■ EXERCISE GOAL
Please change every "Patent image size" in the lines below to "Drawing size" and leave everything else as it is.

■ DATA TO PROCESS
"""
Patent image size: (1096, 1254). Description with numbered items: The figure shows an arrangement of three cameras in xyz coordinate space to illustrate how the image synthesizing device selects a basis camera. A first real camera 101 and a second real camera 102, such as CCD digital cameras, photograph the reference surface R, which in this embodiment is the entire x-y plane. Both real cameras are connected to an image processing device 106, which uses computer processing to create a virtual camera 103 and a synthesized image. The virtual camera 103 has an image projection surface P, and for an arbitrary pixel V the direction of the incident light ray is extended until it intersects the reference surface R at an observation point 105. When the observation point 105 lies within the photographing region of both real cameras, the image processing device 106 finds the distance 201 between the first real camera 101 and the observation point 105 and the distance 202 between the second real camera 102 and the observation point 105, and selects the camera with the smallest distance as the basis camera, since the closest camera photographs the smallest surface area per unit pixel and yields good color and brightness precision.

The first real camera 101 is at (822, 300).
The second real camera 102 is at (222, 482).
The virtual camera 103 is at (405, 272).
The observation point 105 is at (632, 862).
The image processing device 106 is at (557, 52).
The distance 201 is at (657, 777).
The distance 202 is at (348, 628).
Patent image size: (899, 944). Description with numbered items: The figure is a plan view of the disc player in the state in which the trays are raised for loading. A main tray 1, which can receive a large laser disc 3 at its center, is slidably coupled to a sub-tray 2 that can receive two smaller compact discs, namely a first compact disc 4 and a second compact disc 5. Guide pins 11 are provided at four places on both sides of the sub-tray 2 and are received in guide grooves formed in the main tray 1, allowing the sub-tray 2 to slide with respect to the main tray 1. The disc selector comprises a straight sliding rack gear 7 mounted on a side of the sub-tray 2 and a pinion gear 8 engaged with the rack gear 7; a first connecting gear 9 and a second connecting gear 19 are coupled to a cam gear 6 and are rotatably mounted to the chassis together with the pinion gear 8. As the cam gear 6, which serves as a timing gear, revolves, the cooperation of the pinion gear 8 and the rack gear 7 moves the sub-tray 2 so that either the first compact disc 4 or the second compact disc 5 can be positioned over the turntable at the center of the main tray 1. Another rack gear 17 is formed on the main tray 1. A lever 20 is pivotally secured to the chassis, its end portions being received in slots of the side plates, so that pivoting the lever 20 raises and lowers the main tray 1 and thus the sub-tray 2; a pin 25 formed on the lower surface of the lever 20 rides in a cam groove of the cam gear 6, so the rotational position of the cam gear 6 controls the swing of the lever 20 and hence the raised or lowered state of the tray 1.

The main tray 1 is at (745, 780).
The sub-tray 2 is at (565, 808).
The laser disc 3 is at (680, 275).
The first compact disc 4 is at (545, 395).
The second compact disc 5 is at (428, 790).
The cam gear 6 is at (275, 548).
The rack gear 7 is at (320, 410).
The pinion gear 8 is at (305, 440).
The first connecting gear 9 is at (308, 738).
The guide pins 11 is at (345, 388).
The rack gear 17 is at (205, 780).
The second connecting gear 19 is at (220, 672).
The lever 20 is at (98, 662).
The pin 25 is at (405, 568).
"""
■ RESPONSE FOR THIS EXERCISE
Drawing size: (1096, 1254). Description with numbered items: The figure shows an arrangement of three cameras in xyz coordinate space to illustrate how the image synthesizing device selects a basis camera. A first real camera 101 and a second real camera 102, such as CCD digital cameras, photograph the reference surface R, which in this embodiment is the entire x-y plane. Both real cameras are connected to an image processing device 106, which uses computer processing to create a virtual camera 103 and a synthesized image. The virtual camera 103 has an image projection surface P, and for an arbitrary pixel V the direction of the incident light ray is extended until it intersects the reference surface R at an observation point 105. When the observation point 105 lies within the photographing region of both real cameras, the image processing device 106 finds the distance 201 between the first real camera 101 and the observation point 105 and the distance 202 between the second real camera 102 and the observation point 105, and selects the camera with the smallest distance as the basis camera, since the closest camera photographs the smallest surface area per unit pixel and yields good color and brightness precision.

The first real camera 101 is at (822, 300).
The second real camera 102 is at (222, 482).
The virtual camera 103 is at (405, 272).
The observation point 105 is at (632, 862).
The image processing device 106 is at (557, 52).
The distance 201 is at (657, 777).
The distance 202 is at (348, 628).
Drawing size: (899, 944). Description with numbered items: The figure is a plan view of the disc player in the state in which the trays are raised for loading. A main tray 1, which can receive a large laser disc 3 at its center, is slidably coupled to a sub-tray 2 that can receive two smaller compact discs, namely a first compact disc 4 and a second compact disc 5. Guide pins 11 are provided at four places on both sides of the sub-tray 2 and are received in guide grooves formed in the main tray 1, allowing the sub-tray 2 to slide with respect to the main tray 1. The disc selector comprises a straight sliding rack gear 7 mounted on a side of the sub-tray 2 and a pinion gear 8 engaged with the rack gear 7; a first connecting gear 9 and a second connecting gear 19 are coupled to a cam gear 6 and are rotatably mounted to the chassis together with the pinion gear 8. As the cam gear 6, which serves as a timing gear, revolves, the cooperation of the pinion gear 8 and the rack gear 7 moves the sub-tray 2 so that either the first compact disc 4 or the second compact disc 5 can be positioned over the turntable at the center of the main tray 1. Another rack gear 17 is formed on the main tray 1. A lever 20 is pivotally secured to the chassis, its end portions being received in slots of the side plates, so that pivoting the lever 20 raises and lowers the main tray 1 and thus the sub-tray 2; a pin 25 formed on the lower surface of the lever 20 rides in a cam groove of the cam gear 6, so the rotational position of the cam gear 6 controls the swing of the lever 20 and hence the raised or lowered state of the tray 1.

The main tray 1 is at (745, 780).
The sub-tray 2 is at (565, 808).
The laser disc 3 is at (680, 275).
The first compact disc 4 is at (545, 395).
The second compact disc 5 is at (428, 790).
The cam gear 6 is at (275, 548).
The rack gear 7 is at (320, 410).
The pinion gear 8 is at (305, 440).
The first connecting gear 9 is at (308, 738).
The guide pins 11 is at (345, 388).
The rack gear 17 is at (205, 780).
The second connecting gear 19 is at (220, 672).
The lever 20 is at (98, 662).
The pin 25 is at (405, 568).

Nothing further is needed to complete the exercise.